▶ Provided records:
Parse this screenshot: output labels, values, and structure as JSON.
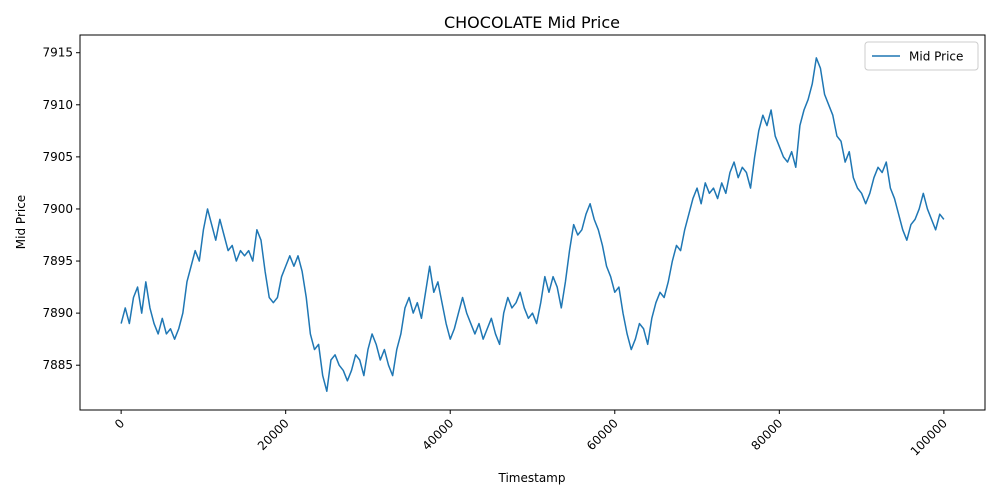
{
  "chart_data": {
    "type": "line",
    "title": "CHOCOLATE Mid Price",
    "xlabel": "Timestamp",
    "ylabel": "Mid Price",
    "xlim": [
      -5000,
      105000
    ],
    "ylim": [
      7880.7,
      7916.7
    ],
    "xticks": [
      0,
      20000,
      40000,
      60000,
      80000,
      100000
    ],
    "xtick_labels": [
      "0",
      "20000",
      "40000",
      "60000",
      "80000",
      "100000"
    ],
    "xtick_rotation": 45,
    "yticks": [
      7885,
      7890,
      7895,
      7900,
      7905,
      7910,
      7915
    ],
    "ytick_labels": [
      "7885",
      "7890",
      "7895",
      "7900",
      "7905",
      "7910",
      "7915"
    ],
    "grid": false,
    "legend_position": "top-right",
    "color": "#1f77b4",
    "series": [
      {
        "name": "Mid Price",
        "color": "#1f77b4",
        "x": [
          0,
          500,
          1000,
          1500,
          2000,
          2500,
          3000,
          3500,
          4000,
          4500,
          5000,
          5500,
          6000,
          6500,
          7000,
          7500,
          8000,
          8500,
          9000,
          9500,
          10000,
          10500,
          11000,
          11500,
          12000,
          12500,
          13000,
          13500,
          14000,
          14500,
          15000,
          15500,
          16000,
          16500,
          17000,
          17500,
          18000,
          18500,
          19000,
          19500,
          20000,
          20500,
          21000,
          21500,
          22000,
          22500,
          23000,
          23500,
          24000,
          24500,
          25000,
          25500,
          26000,
          26500,
          27000,
          27500,
          28000,
          28500,
          29000,
          29500,
          30000,
          30500,
          31000,
          31500,
          32000,
          32500,
          33000,
          33500,
          34000,
          34500,
          35000,
          35500,
          36000,
          36500,
          37000,
          37500,
          38000,
          38500,
          39000,
          39500,
          40000,
          40500,
          41000,
          41500,
          42000,
          42500,
          43000,
          43500,
          44000,
          44500,
          45000,
          45500,
          46000,
          46500,
          47000,
          47500,
          48000,
          48500,
          49000,
          49500,
          50000,
          50500,
          51000,
          51500,
          52000,
          52500,
          53000,
          53500,
          54000,
          54500,
          55000,
          55500,
          56000,
          56500,
          57000,
          57500,
          58000,
          58500,
          59000,
          59500,
          60000,
          60500,
          61000,
          61500,
          62000,
          62500,
          63000,
          63500,
          64000,
          64500,
          65000,
          65500,
          66000,
          66500,
          67000,
          67500,
          68000,
          68500,
          69000,
          69500,
          70000,
          70500,
          71000,
          71500,
          72000,
          72500,
          73000,
          73500,
          74000,
          74500,
          75000,
          75500,
          76000,
          76500,
          77000,
          77500,
          78000,
          78500,
          79000,
          79500,
          80000,
          80500,
          81000,
          81500,
          82000,
          82500,
          83000,
          83500,
          84000,
          84500,
          85000,
          85500,
          86000,
          86500,
          87000,
          87500,
          88000,
          88500,
          89000,
          89500,
          90000,
          90500,
          91000,
          91500,
          92000,
          92500,
          93000,
          93500,
          94000,
          94500,
          95000,
          95500,
          96000,
          96500,
          97000,
          97500,
          98000,
          98500,
          99000,
          99500,
          100000
        ],
        "y": [
          7889.0,
          7890.5,
          7889.0,
          7891.5,
          7892.5,
          7890.0,
          7893.0,
          7890.5,
          7889.0,
          7888.0,
          7889.5,
          7888.0,
          7888.5,
          7887.5,
          7888.5,
          7890.0,
          7893.0,
          7894.5,
          7896.0,
          7895.0,
          7898.0,
          7900.0,
          7898.5,
          7897.0,
          7899.0,
          7897.5,
          7896.0,
          7896.5,
          7895.0,
          7896.0,
          7895.5,
          7896.0,
          7895.0,
          7898.0,
          7897.0,
          7894.0,
          7891.5,
          7891.0,
          7891.5,
          7893.5,
          7894.5,
          7895.5,
          7894.5,
          7895.5,
          7894.0,
          7891.5,
          7888.0,
          7886.5,
          7887.0,
          7884.0,
          7882.5,
          7885.5,
          7886.0,
          7885.0,
          7884.5,
          7883.5,
          7884.5,
          7886.0,
          7885.5,
          7884.0,
          7886.5,
          7888.0,
          7887.0,
          7885.5,
          7886.5,
          7885.0,
          7884.0,
          7886.5,
          7888.0,
          7890.5,
          7891.5,
          7890.0,
          7891.0,
          7889.5,
          7892.0,
          7894.5,
          7892.0,
          7893.0,
          7891.0,
          7889.0,
          7887.5,
          7888.5,
          7890.0,
          7891.5,
          7890.0,
          7889.0,
          7888.0,
          7889.0,
          7887.5,
          7888.5,
          7889.5,
          7888.0,
          7887.0,
          7890.0,
          7891.5,
          7890.5,
          7891.0,
          7892.0,
          7890.5,
          7889.5,
          7890.0,
          7889.0,
          7891.0,
          7893.5,
          7892.0,
          7893.5,
          7892.5,
          7890.5,
          7893.0,
          7896.0,
          7898.5,
          7897.5,
          7898.0,
          7899.5,
          7900.5,
          7899.0,
          7898.0,
          7896.5,
          7894.5,
          7893.5,
          7892.0,
          7892.5,
          7890.0,
          7888.0,
          7886.5,
          7887.5,
          7889.0,
          7888.5,
          7887.0,
          7889.5,
          7891.0,
          7892.0,
          7891.5,
          7893.0,
          7895.0,
          7896.5,
          7896.0,
          7898.0,
          7899.5,
          7901.0,
          7902.0,
          7900.5,
          7902.5,
          7901.5,
          7902.0,
          7901.0,
          7902.5,
          7901.5,
          7903.5,
          7904.5,
          7903.0,
          7904.0,
          7903.5,
          7902.0,
          7905.0,
          7907.5,
          7909.0,
          7908.0,
          7909.5,
          7907.0,
          7906.0,
          7905.0,
          7904.5,
          7905.5,
          7904.0,
          7908.0,
          7909.5,
          7910.5,
          7912.0,
          7914.5,
          7913.5,
          7911.0,
          7910.0,
          7909.0,
          7907.0,
          7906.5,
          7904.5,
          7905.5,
          7903.0,
          7902.0,
          7901.5,
          7900.5,
          7901.5,
          7903.0,
          7904.0,
          7903.5,
          7904.5,
          7902.0,
          7901.0,
          7899.5,
          7898.0,
          7897.0,
          7898.5,
          7899.0,
          7900.0,
          7901.5,
          7900.0,
          7899.0,
          7898.0,
          7899.5,
          7899.0
        ]
      }
    ]
  }
}
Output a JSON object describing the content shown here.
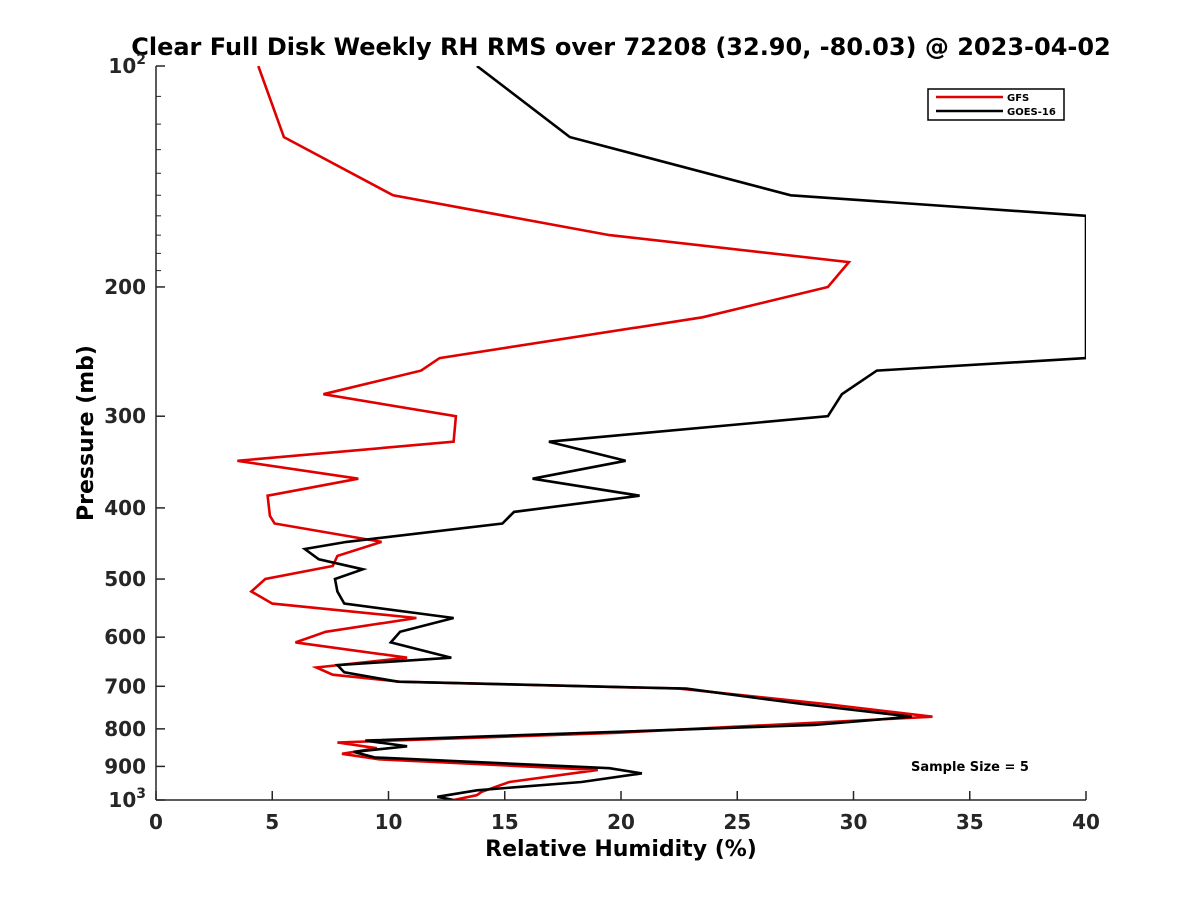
{
  "chart_data": {
    "type": "line",
    "title": "Clear Full Disk Weekly RH RMS over 72208 (32.90, -80.03) @ 2023-04-02",
    "xlabel": "Relative Humidity (%)",
    "ylabel": "Pressure (mb)",
    "xlim": [
      0,
      40
    ],
    "ylim": [
      100,
      1000
    ],
    "y_scale": "log",
    "y_reversed": true,
    "x_ticks": [
      "0",
      "5",
      "10",
      "15",
      "20",
      "25",
      "30",
      "35",
      "40"
    ],
    "y_ticks": [
      {
        "value": 100,
        "base": "10",
        "exp": "2"
      },
      {
        "value": 200,
        "label": "200"
      },
      {
        "value": 300,
        "label": "300"
      },
      {
        "value": 400,
        "label": "400"
      },
      {
        "value": 500,
        "label": "500"
      },
      {
        "value": 600,
        "label": "600"
      },
      {
        "value": 700,
        "label": "700"
      },
      {
        "value": 800,
        "label": "800"
      },
      {
        "value": 900,
        "label": "900"
      },
      {
        "value": 1000,
        "base": "10",
        "exp": "3"
      }
    ],
    "legend_position": "top-right",
    "grid": false,
    "annotation": "Sample Size = 5",
    "series": [
      {
        "name": "GFS",
        "color": "#e00000",
        "points": [
          [
            4.4,
            100
          ],
          [
            5.5,
            125
          ],
          [
            10.2,
            150
          ],
          [
            19.5,
            170
          ],
          [
            29.8,
            185
          ],
          [
            28.9,
            200
          ],
          [
            23.5,
            220
          ],
          [
            12.2,
            250
          ],
          [
            11.4,
            260
          ],
          [
            7.2,
            280
          ],
          [
            12.9,
            300
          ],
          [
            12.8,
            325
          ],
          [
            3.5,
            345
          ],
          [
            8.7,
            365
          ],
          [
            4.8,
            385
          ],
          [
            4.9,
            410
          ],
          [
            5.1,
            420
          ],
          [
            9.7,
            445
          ],
          [
            7.8,
            465
          ],
          [
            7.6,
            480
          ],
          [
            4.7,
            500
          ],
          [
            4.1,
            520
          ],
          [
            5.0,
            540
          ],
          [
            11.2,
            565
          ],
          [
            7.3,
            590
          ],
          [
            6.0,
            610
          ],
          [
            10.8,
            640
          ],
          [
            6.9,
            660
          ],
          [
            7.6,
            675
          ],
          [
            10.5,
            690
          ],
          [
            22.5,
            705
          ],
          [
            28.8,
            740
          ],
          [
            33.4,
            770
          ],
          [
            19.8,
            810
          ],
          [
            7.8,
            835
          ],
          [
            9.5,
            850
          ],
          [
            8.0,
            865
          ],
          [
            9.6,
            880
          ],
          [
            19.0,
            910
          ],
          [
            15.2,
            945
          ],
          [
            14.0,
            975
          ],
          [
            13.8,
            985
          ],
          [
            12.8,
            1000
          ]
        ]
      },
      {
        "name": "GOES-16",
        "color": "#000000",
        "points": [
          [
            13.8,
            100
          ],
          [
            17.8,
            125
          ],
          [
            27.3,
            150
          ],
          [
            40.0,
            160
          ],
          [
            40.0,
            250
          ],
          [
            31.0,
            260
          ],
          [
            29.5,
            280
          ],
          [
            28.9,
            300
          ],
          [
            16.9,
            325
          ],
          [
            20.2,
            345
          ],
          [
            16.2,
            365
          ],
          [
            20.8,
            385
          ],
          [
            15.4,
            405
          ],
          [
            14.9,
            420
          ],
          [
            8.2,
            445
          ],
          [
            6.4,
            455
          ],
          [
            7.0,
            470
          ],
          [
            8.9,
            485
          ],
          [
            7.7,
            500
          ],
          [
            7.8,
            520
          ],
          [
            8.1,
            540
          ],
          [
            12.8,
            565
          ],
          [
            10.5,
            590
          ],
          [
            10.1,
            610
          ],
          [
            12.7,
            640
          ],
          [
            7.8,
            655
          ],
          [
            8.1,
            670
          ],
          [
            10.4,
            690
          ],
          [
            22.8,
            705
          ],
          [
            27.8,
            740
          ],
          [
            32.5,
            770
          ],
          [
            28.3,
            790
          ],
          [
            9.0,
            830
          ],
          [
            10.8,
            845
          ],
          [
            8.5,
            860
          ],
          [
            9.4,
            875
          ],
          [
            19.5,
            905
          ],
          [
            20.9,
            920
          ],
          [
            18.3,
            945
          ],
          [
            13.8,
            970
          ],
          [
            12.1,
            990
          ],
          [
            12.8,
            1000
          ]
        ]
      }
    ]
  }
}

▶ Your objective:
Working from the listing above, pick out every line that has "Price" and copy it.

▶ Solution to this exercise:
    "title": "CHOCOLATE Mid Price",
    "ylabel": "Mid Price",
        "name": "Mid Price",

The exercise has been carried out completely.